**WRITTEN PROBLEM**
Make a tally of the lines in the records that include the string "System", and give only that number.

**ENTRIES SUPPLIED**
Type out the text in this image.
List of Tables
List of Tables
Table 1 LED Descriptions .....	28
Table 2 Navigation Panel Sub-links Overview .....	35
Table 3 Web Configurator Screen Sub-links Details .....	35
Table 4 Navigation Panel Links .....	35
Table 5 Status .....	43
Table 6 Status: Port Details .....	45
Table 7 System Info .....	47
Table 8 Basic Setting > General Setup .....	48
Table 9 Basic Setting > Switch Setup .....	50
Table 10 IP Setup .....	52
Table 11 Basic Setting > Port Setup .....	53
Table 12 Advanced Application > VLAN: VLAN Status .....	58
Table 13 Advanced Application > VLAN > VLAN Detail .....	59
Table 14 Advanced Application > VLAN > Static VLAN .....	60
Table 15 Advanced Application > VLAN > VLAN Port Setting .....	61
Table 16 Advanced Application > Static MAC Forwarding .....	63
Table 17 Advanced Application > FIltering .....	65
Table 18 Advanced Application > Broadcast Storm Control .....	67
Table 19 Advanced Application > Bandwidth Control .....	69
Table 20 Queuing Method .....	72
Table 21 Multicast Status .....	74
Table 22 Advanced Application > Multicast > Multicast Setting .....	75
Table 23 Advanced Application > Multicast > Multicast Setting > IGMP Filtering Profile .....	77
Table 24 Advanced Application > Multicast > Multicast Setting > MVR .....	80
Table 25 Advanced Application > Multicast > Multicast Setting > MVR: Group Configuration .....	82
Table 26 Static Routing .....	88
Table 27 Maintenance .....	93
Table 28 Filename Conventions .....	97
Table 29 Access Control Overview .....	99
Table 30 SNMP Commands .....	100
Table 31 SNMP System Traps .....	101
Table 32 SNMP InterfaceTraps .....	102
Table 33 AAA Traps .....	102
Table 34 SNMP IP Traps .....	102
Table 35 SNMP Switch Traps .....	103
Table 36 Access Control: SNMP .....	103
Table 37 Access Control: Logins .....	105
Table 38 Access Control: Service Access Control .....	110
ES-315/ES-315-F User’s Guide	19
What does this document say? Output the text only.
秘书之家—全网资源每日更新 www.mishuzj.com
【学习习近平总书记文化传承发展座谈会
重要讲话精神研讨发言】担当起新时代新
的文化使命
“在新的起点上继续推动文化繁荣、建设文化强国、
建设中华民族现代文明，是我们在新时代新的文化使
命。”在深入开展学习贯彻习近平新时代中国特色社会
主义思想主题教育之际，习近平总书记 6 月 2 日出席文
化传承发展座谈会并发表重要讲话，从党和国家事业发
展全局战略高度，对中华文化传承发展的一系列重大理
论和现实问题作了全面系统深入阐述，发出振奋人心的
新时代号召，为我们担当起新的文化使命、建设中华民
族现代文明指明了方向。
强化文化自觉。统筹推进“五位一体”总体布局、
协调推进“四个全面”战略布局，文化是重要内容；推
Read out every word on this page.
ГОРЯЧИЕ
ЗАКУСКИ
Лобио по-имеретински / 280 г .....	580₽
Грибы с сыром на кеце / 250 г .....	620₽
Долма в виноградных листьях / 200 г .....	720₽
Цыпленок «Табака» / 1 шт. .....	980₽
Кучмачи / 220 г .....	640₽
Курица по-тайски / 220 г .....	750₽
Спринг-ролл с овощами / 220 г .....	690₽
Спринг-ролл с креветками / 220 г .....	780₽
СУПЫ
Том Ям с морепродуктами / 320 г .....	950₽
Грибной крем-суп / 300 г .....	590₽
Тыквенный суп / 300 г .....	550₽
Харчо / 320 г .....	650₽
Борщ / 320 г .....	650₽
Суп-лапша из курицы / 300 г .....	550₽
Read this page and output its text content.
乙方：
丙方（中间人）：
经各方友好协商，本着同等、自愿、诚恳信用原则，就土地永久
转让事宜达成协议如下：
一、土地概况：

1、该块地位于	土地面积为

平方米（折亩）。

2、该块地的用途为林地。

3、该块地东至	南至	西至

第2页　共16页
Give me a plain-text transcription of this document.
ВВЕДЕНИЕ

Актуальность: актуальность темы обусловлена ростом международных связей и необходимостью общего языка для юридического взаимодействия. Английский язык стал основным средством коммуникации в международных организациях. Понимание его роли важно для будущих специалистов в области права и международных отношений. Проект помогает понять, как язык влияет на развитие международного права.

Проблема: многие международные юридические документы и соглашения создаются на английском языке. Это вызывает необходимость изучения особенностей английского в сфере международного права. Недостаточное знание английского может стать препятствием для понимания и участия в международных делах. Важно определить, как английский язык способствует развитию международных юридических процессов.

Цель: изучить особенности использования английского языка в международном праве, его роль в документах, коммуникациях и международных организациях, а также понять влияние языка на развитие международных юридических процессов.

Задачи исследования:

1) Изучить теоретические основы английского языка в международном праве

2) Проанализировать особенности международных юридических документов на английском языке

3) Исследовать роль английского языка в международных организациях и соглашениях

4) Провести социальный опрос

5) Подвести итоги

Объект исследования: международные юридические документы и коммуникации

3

**TASK ANSWER**
2